▶ **Goal of the exercise**: Show each line from the listing that includes the word "craters".
::: Data supplied :::
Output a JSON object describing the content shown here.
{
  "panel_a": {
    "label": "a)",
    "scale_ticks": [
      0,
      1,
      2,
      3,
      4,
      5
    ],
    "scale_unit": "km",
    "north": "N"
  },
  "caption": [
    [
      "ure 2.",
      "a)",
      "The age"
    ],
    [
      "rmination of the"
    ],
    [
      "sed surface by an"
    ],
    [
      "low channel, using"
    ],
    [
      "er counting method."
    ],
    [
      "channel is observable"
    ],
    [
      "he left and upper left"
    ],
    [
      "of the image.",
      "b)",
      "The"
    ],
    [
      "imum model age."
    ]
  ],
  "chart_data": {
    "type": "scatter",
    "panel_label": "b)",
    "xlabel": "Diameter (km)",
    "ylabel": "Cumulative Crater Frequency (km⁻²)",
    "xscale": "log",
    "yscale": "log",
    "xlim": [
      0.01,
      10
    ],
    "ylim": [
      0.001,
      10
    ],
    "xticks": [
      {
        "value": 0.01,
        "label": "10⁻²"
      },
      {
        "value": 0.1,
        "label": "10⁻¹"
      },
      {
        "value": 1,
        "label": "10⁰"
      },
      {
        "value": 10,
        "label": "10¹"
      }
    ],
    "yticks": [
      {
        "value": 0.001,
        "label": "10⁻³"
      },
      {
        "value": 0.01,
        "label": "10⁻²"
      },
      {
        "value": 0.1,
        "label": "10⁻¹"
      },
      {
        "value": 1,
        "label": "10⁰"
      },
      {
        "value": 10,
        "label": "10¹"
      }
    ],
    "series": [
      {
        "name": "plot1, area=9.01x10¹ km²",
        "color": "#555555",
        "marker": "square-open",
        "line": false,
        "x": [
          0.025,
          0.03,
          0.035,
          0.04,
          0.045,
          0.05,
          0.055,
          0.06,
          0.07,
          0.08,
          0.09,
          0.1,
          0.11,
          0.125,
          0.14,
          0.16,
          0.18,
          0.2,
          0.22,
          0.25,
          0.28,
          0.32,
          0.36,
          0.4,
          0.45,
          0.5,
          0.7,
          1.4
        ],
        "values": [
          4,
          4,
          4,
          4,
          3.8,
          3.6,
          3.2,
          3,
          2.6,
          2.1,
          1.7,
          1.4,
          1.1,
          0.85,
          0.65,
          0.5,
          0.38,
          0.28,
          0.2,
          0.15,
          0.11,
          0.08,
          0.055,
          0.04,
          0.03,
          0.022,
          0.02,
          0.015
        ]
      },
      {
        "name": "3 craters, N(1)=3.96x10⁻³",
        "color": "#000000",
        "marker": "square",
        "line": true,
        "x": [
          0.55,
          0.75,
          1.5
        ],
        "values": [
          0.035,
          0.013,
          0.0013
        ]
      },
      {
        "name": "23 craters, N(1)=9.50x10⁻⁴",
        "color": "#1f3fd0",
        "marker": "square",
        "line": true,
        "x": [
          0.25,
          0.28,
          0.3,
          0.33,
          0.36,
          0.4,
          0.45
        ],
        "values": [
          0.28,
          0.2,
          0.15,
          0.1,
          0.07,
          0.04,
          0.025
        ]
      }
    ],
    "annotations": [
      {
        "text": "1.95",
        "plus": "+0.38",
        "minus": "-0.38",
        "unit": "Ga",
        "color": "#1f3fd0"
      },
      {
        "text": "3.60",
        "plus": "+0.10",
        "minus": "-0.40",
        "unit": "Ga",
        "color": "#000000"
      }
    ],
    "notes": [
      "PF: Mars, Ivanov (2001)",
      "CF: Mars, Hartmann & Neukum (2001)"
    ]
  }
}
:::
::: Data supplied :::
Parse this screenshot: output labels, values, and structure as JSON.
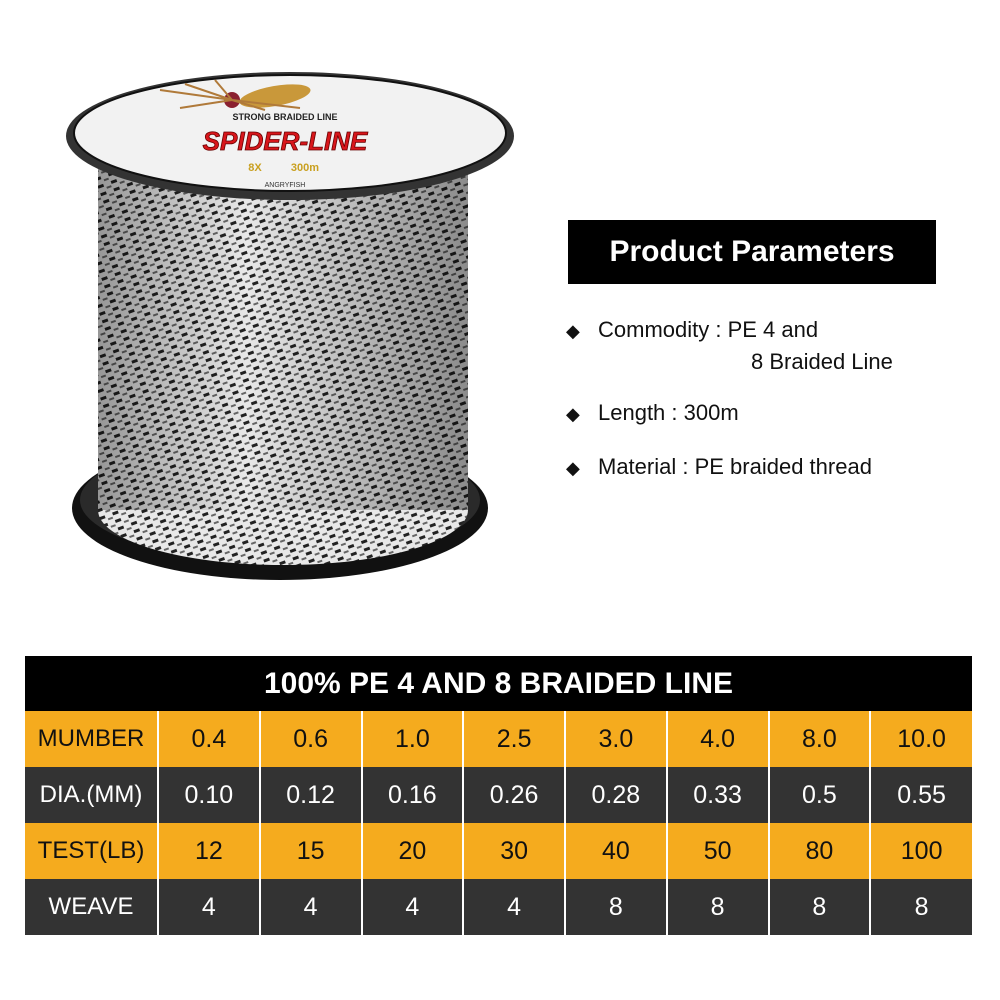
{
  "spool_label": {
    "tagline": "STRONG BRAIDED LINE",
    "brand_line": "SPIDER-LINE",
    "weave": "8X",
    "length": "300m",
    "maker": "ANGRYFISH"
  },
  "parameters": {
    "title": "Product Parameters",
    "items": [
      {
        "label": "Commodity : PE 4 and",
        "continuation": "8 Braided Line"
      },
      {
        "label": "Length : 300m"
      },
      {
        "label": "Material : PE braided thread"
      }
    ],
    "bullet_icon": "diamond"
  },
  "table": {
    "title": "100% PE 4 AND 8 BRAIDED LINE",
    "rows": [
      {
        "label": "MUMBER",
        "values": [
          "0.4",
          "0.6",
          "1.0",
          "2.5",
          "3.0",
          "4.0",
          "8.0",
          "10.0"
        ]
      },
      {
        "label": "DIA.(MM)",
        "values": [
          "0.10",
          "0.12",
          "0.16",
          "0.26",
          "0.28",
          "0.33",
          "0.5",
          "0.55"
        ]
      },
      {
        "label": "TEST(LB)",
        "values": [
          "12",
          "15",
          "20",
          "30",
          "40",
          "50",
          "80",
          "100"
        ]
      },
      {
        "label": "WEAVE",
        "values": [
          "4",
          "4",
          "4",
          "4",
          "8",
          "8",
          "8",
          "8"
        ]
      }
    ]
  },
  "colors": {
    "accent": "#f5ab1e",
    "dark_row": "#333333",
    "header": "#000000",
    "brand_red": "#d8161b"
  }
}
:::
▶ **Exercise response**:
        "name": "3 craters, N(1)=3.96x10⁻³",
        "name": "23 craters, N(1)=9.50x10⁻⁴",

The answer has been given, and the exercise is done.